─── DATA FOR THE TASK ───
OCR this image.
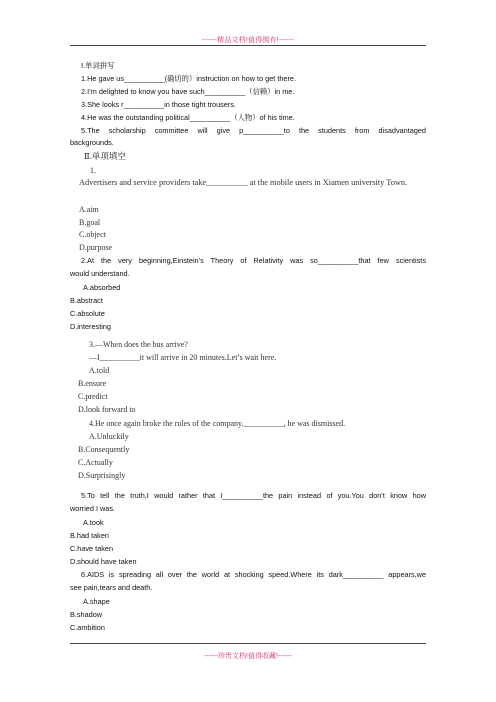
------精品文档!值得拥有!------
Ⅰ.单词拼写
1.He gave us__________(确切的）instruction on how to get there.
2.I’m delighted to know you have such__________（信赖）in me.
3.She looks r__________in those tight trousers.
4.He was the outstanding political__________（人物）of his time.
5.The scholarship committee will give p__________to the students from disadvantaged
backgrounds.
Ⅱ.单项填空
1.
Advertisers and service providers take__________ at the mobile users in Xiamen university Town.
A.aim
B.goal
C.object
D.purpose
2.At the very beginning,Einstein’s Theory of Relativity was so__________that few scientists
would understand.
A.absorbed
B.abstract
C.absolute
D.interesting
3.—When does the bus arrive?
—I__________it will arrive in 20 minutes.Let’s wait here.
A.told
B.ensure
C.predict
D.look forward to
4.He once again broke the rules of the company.__________, he was dismissed.
A.Unluckily
B.Consequently
C.Actually
D.Surprisingly
5.To tell the truth,I would rather that I__________the pain instead of you.You don’t know how
worried I was.
A.took
B.had taken
C.have taken
D.should have taken
6.AIDS is spreading all over the world at shocking speed.Where its dark__________ appears,we
see pain,tears and death.
A.shape
B.shadow
C.ambition
------珍贵文档!值得收藏!------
───
[PROBLEM] Report the number of lines holding the string "taken", without any other words.

[WRITTEN ANSWER] 3